───── DATA ENTRIES ─────
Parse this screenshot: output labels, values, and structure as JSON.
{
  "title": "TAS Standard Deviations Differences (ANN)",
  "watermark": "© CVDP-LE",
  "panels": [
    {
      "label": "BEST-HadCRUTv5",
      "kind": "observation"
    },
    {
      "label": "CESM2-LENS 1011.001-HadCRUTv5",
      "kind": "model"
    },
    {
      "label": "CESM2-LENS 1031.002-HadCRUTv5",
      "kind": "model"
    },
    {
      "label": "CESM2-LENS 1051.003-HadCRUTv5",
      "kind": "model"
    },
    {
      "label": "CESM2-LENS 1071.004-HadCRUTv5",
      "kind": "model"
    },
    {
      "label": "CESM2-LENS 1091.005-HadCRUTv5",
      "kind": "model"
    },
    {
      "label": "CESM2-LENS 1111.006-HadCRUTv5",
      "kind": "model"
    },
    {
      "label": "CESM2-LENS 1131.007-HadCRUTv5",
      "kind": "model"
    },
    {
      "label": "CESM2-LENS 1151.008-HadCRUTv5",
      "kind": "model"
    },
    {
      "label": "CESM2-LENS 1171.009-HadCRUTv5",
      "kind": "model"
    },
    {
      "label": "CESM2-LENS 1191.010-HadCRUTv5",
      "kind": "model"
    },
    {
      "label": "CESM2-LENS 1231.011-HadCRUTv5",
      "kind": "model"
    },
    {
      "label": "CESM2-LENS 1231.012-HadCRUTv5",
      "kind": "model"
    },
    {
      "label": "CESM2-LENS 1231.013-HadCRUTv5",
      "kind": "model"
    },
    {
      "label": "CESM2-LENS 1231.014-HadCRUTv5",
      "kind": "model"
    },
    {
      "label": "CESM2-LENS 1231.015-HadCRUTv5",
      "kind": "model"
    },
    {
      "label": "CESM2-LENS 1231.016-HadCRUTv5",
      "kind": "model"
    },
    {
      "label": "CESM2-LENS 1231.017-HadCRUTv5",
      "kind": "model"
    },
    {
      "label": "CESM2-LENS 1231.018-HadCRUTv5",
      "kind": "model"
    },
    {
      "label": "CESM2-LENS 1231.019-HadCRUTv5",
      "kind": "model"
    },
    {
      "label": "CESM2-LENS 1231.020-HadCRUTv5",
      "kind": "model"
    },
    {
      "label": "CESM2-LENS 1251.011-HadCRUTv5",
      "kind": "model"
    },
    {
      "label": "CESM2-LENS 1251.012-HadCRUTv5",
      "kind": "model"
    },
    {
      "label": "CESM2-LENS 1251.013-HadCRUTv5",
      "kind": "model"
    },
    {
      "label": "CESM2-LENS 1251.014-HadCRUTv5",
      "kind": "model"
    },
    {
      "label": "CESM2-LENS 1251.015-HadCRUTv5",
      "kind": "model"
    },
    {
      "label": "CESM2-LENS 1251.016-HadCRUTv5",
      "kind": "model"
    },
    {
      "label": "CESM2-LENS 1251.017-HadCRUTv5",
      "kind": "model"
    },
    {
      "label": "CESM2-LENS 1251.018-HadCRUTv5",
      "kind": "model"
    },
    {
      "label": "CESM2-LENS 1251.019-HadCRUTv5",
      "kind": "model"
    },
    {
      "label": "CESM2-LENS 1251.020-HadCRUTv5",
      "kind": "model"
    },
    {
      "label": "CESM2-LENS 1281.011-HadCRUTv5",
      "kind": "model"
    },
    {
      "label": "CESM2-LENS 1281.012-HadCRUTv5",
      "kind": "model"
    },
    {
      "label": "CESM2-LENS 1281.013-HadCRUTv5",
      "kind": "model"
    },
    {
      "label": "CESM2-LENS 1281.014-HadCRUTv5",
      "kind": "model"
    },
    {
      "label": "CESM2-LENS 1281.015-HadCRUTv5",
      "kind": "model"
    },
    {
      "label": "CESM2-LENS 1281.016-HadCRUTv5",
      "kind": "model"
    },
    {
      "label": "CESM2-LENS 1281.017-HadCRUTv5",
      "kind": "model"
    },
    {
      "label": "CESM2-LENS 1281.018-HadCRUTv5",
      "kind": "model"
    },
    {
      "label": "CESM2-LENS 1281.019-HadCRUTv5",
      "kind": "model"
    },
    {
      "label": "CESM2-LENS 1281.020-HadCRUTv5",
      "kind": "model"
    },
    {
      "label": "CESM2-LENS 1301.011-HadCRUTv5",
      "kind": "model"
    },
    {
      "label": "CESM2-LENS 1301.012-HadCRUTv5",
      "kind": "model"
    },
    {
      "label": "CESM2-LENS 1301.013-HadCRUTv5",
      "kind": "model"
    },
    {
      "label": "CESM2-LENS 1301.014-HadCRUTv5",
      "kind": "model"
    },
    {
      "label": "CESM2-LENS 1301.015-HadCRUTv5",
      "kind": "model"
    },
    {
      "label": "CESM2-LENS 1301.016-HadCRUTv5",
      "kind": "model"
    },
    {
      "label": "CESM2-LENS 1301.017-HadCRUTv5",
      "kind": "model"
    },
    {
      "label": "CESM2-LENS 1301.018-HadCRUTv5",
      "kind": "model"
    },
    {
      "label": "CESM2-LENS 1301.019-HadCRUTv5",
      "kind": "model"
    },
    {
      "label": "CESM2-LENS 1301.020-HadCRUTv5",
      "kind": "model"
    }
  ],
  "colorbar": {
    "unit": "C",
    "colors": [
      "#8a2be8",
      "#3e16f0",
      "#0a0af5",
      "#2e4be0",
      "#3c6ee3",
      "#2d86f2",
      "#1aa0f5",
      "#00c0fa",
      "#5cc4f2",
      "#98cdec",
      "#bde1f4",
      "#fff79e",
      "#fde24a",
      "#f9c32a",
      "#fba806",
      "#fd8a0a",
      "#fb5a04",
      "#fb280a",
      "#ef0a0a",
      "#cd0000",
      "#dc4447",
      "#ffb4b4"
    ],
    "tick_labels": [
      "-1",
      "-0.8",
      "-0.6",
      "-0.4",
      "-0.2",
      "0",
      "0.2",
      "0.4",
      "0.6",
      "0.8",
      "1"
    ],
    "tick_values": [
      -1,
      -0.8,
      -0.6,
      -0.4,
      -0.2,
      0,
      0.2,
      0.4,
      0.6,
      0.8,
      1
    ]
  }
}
─────
Return each entry from the material above exactly as it appears.

Parse this screenshot: output labels, values, and structure as JSON.
{
  "title": "TAS Standard Deviations Differences (ANN)",
  "watermark": "© CVDP-LE",
  "panels": [
    {
      "label": "BEST-HadCRUTv5",
      "kind": "observation"
    },
    {
      "label": "CESM2-LENS 1011.001-HadCRUTv5",
      "kind": "model"
    },
    {
      "label": "CESM2-LENS 1031.002-HadCRUTv5",
      "kind": "model"
    },
    {
      "label": "CESM2-LENS 1051.003-HadCRUTv5",
      "kind": "model"
    },
    {
      "label": "CESM2-LENS 1071.004-HadCRUTv5",
      "kind": "model"
    },
    {
      "label": "CESM2-LENS 1091.005-HadCRUTv5",
      "kind": "model"
    },
    {
      "label": "CESM2-LENS 1111.006-HadCRUTv5",
      "kind": "model"
    },
    {
      "label": "CESM2-LENS 1131.007-HadCRUTv5",
      "kind": "model"
    },
    {
      "label": "CESM2-LENS 1151.008-HadCRUTv5",
      "kind": "model"
    },
    {
      "label": "CESM2-LENS 1171.009-HadCRUTv5",
      "kind": "model"
    },
    {
      "label": "CESM2-LENS 1191.010-HadCRUTv5",
      "kind": "model"
    },
    {
      "label": "CESM2-LENS 1231.011-HadCRUTv5",
      "kind": "model"
    },
    {
      "label": "CESM2-LENS 1231.012-HadCRUTv5",
      "kind": "model"
    },
    {
      "label": "CESM2-LENS 1231.013-HadCRUTv5",
      "kind": "model"
    },
    {
      "label": "CESM2-LENS 1231.014-HadCRUTv5",
      "kind": "model"
    },
    {
      "label": "CESM2-LENS 1231.015-HadCRUTv5",
      "kind": "model"
    },
    {
      "label": "CESM2-LENS 1231.016-HadCRUTv5",
      "kind": "model"
    },
    {
      "label": "CESM2-LENS 1231.017-HadCRUTv5",
      "kind": "model"
    },
    {
      "label": "CESM2-LENS 1231.018-HadCRUTv5",
      "kind": "model"
    },
    {
      "label": "CESM2-LENS 1231.019-HadCRUTv5",
      "kind": "model"
    },
    {
      "label": "CESM2-LENS 1231.020-HadCRUTv5",
      "kind": "model"
    },
    {
      "label": "CESM2-LENS 1251.011-HadCRUTv5",
      "kind": "model"
    },
    {
      "label": "CESM2-LENS 1251.012-HadCRUTv5",
      "kind": "model"
    },
    {
      "label": "CESM2-LENS 1251.013-HadCRUTv5",
      "kind": "model"
    },
    {
      "label": "CESM2-LENS 1251.014-HadCRUTv5",
      "kind": "model"
    },
    {
      "label": "CESM2-LENS 1251.015-HadCRUTv5",
      "kind": "model"
    },
    {
      "label": "CESM2-LENS 1251.016-HadCRUTv5",
      "kind": "model"
    },
    {
      "label": "CESM2-LENS 1251.017-HadCRUTv5",
      "kind": "model"
    },
    {
      "label": "CESM2-LENS 1251.018-HadCRUTv5",
      "kind": "model"
    },
    {
      "label": "CESM2-LENS 1251.019-HadCRUTv5",
      "kind": "model"
    },
    {
      "label": "CESM2-LENS 1251.020-HadCRUTv5",
      "kind": "model"
    },
    {
      "label": "CESM2-LENS 1281.011-HadCRUTv5",
      "kind": "model"
    },
    {
      "label": "CESM2-LENS 1281.012-HadCRUTv5",
      "kind": "model"
    },
    {
      "label": "CESM2-LENS 1281.013-HadCRUTv5",
      "kind": "model"
    },
    {
      "label": "CESM2-LENS 1281.014-HadCRUTv5",
      "kind": "model"
    },
    {
      "label": "CESM2-LENS 1281.015-HadCRUTv5",
      "kind": "model"
    },
    {
      "label": "CESM2-LENS 1281.016-HadCRUTv5",
      "kind": "model"
    },
    {
      "label": "CESM2-LENS 1281.017-HadCRUTv5",
      "kind": "model"
    },
    {
      "label": "CESM2-LENS 1281.018-HadCRUTv5",
      "kind": "model"
    },
    {
      "label": "CESM2-LENS 1281.019-HadCRUTv5",
      "kind": "model"
    },
    {
      "label": "CESM2-LENS 1281.020-HadCRUTv5",
      "kind": "model"
    },
    {
      "label": "CESM2-LENS 1301.011-HadCRUTv5",
      "kind": "model"
    },
    {
      "label": "CESM2-LENS 1301.012-HadCRUTv5",
      "kind": "model"
    },
    {
      "label": "CESM2-LENS 1301.013-HadCRUTv5",
      "kind": "model"
    },
    {
      "label": "CESM2-LENS 1301.014-HadCRUTv5",
      "kind": "model"
    },
    {
      "label": "CESM2-LENS 1301.015-HadCRUTv5",
      "kind": "model"
    },
    {
      "label": "CESM2-LENS 1301.016-HadCRUTv5",
      "kind": "model"
    },
    {
      "label": "CESM2-LENS 1301.017-HadCRUTv5",
      "kind": "model"
    },
    {
      "label": "CESM2-LENS 1301.018-HadCRUTv5",
      "kind": "model"
    },
    {
      "label": "CESM2-LENS 1301.019-HadCRUTv5",
      "kind": "model"
    },
    {
      "label": "CESM2-LENS 1301.020-HadCRUTv5",
      "kind": "model"
    }
  ],
  "colorbar": {
    "unit": "C",
    "colors": [
      "#8a2be8",
      "#3e16f0",
      "#0a0af5",
      "#2e4be0",
      "#3c6ee3",
      "#2d86f2",
      "#1aa0f5",
      "#00c0fa",
      "#5cc4f2",
      "#98cdec",
      "#bde1f4",
      "#fff79e",
      "#fde24a",
      "#f9c32a",
      "#fba806",
      "#fd8a0a",
      "#fb5a04",
      "#fb280a",
      "#ef0a0a",
      "#cd0000",
      "#dc4447",
      "#ffb4b4"
    ],
    "tick_labels": [
      "-1",
      "-0.8",
      "-0.6",
      "-0.4",
      "-0.2",
      "0",
      "0.2",
      "0.4",
      "0.6",
      "0.8",
      "1"
    ],
    "tick_values": [
      -1,
      -0.8,
      -0.6,
      -0.4,
      -0.2,
      0,
      0.2,
      0.4,
      0.6,
      0.8,
      1
    ]
  }
}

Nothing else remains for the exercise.